● TO DO
Note each line of the listing that contains the string "name", and copy it.

● INFORMATION SUPPLIED
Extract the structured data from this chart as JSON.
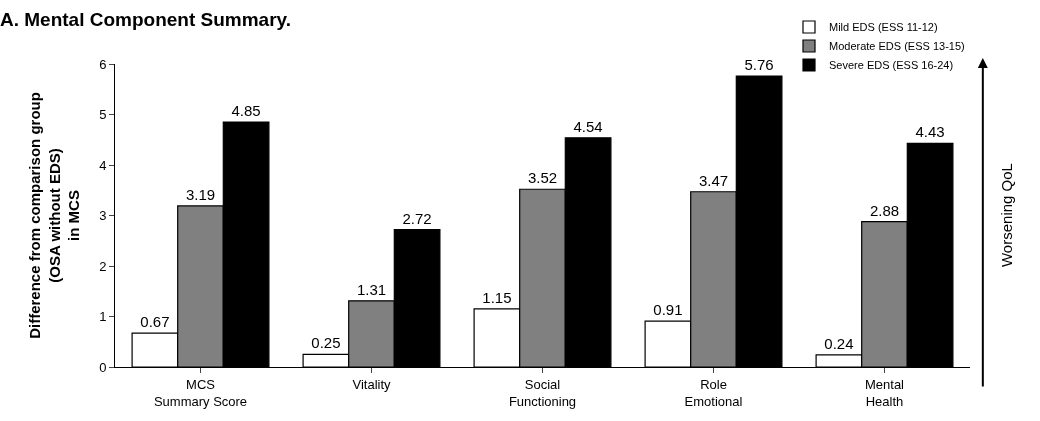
{
  "chart_data": {
    "type": "bar",
    "title": "A. Mental Component Summary.",
    "ylabel": "Difference from comparison group\n(OSA without EDS)\nin MCS",
    "categories": [
      "MCS\nSummary Score",
      "Vitality",
      "Social\nFunctioning",
      "Role\nEmotional",
      "Mental\nHealth"
    ],
    "series": [
      {
        "name": "Mild EDS (ESS 11-12)",
        "color": "#ffffff",
        "values": [
          0.67,
          0.25,
          1.15,
          0.91,
          0.24
        ]
      },
      {
        "name": "Moderate EDS (ESS 13-15)",
        "color": "#808080",
        "values": [
          3.19,
          1.31,
          3.52,
          3.47,
          2.88
        ]
      },
      {
        "name": "Severe EDS (ESS 16-24)",
        "color": "#000000",
        "values": [
          4.85,
          2.72,
          4.54,
          5.76,
          4.43
        ]
      }
    ],
    "ylim": [
      0,
      6
    ],
    "yticks": [
      0,
      1,
      2,
      3,
      4,
      5,
      6
    ],
    "data_labels": true,
    "legend": "top right",
    "annotations": [
      "Worsening QoL"
    ]
  }
}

● RESPONSE TO THE EXERCISE
        "name": "Mild EDS (ESS 11-12)",
        "name": "Moderate EDS (ESS 13-15)",
        "name": "Severe EDS (ESS 16-24)",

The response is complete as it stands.